EXERCISE PROMPT: Output all entries verbatim. Skip pictures.

THE INPUT:
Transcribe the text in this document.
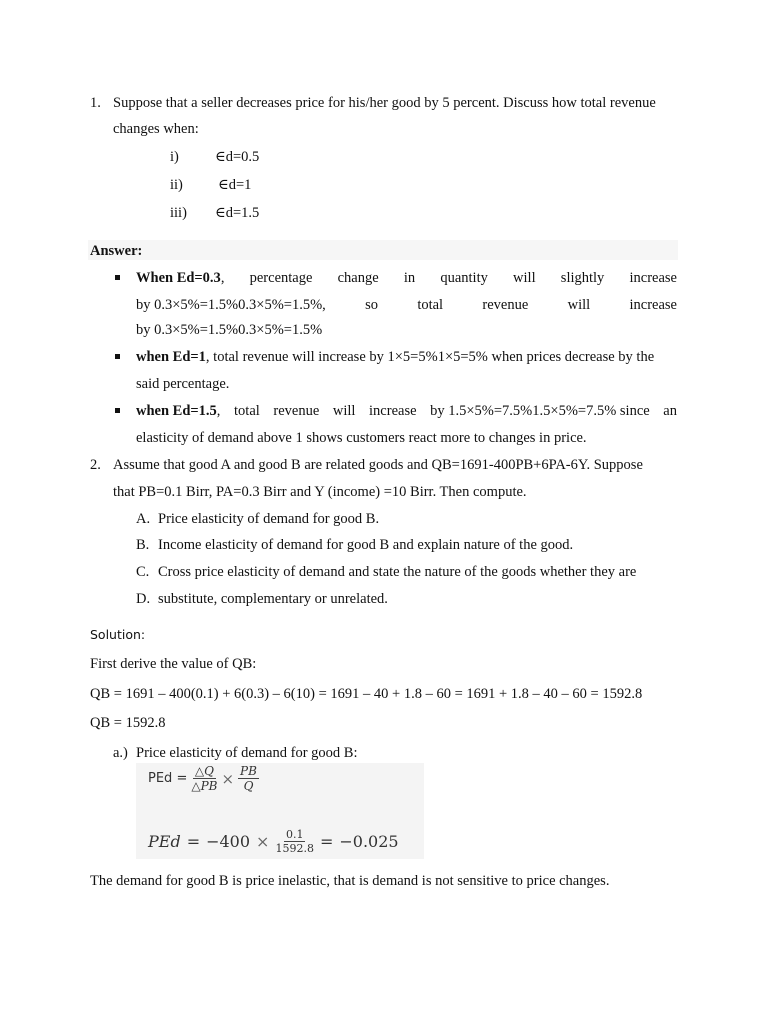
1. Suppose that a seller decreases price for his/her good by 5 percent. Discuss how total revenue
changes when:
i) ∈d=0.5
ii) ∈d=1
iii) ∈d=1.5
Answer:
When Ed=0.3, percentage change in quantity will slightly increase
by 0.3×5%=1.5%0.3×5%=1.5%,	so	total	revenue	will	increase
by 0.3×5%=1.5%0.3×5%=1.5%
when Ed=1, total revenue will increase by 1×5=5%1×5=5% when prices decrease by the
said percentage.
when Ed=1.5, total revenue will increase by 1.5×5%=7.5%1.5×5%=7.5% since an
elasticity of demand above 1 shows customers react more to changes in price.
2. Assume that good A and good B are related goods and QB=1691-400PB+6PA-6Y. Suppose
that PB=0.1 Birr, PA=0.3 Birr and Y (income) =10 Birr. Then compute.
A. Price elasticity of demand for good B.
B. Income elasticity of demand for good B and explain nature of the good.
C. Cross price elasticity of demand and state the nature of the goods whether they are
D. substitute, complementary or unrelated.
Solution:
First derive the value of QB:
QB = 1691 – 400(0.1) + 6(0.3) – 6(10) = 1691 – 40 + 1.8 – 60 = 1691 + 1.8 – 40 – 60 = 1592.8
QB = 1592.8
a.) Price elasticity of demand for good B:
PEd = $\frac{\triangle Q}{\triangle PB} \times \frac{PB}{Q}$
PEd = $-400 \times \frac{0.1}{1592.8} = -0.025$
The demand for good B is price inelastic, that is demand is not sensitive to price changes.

WRITTEN ANSWER:
Transcribe the text in this document.
1. Suppose that a seller decreases price for his/her good by 5 percent. Discuss how total revenue
changes when:
i) ∈d=0.5
ii) ∈d=1
iii) ∈d=1.5
Answer:
When Ed=0.3, percentage change in quantity will slightly increase
by 0.3×5%=1.5%0.3×5%=1.5%,	so	total	revenue	will	increase
by 0.3×5%=1.5%0.3×5%=1.5%
when Ed=1, total revenue will increase by 1×5=5%1×5=5% when prices decrease by the
said percentage.
when Ed=1.5, total revenue will increase by 1.5×5%=7.5%1.5×5%=7.5% since an
elasticity of demand above 1 shows customers react more to changes in price.
2. Assume that good A and good B are related goods and QB=1691-400PB+6PA-6Y. Suppose
that PB=0.1 Birr, PA=0.3 Birr and Y (income) =10 Birr. Then compute.
A. Price elasticity of demand for good B.
B. Income elasticity of demand for good B and explain nature of the good.
C. Cross price elasticity of demand and state the nature of the goods whether they are
D. substitute, complementary or unrelated.
Solution:
First derive the value of QB:
QB = 1691 – 400(0.1) + 6(0.3) – 6(10) = 1691 – 40 + 1.8 – 60 = 1691 + 1.8 – 40 – 60 = 1592.8
QB = 1592.8
a.) Price elasticity of demand for good B:
PEd = $\frac{\triangle Q}{\triangle PB} \times \frac{PB}{Q}$
PEd = $-400 \times \frac{0.1}{1592.8} = -0.025$
The demand for good B is price inelastic, that is demand is not sensitive to price changes.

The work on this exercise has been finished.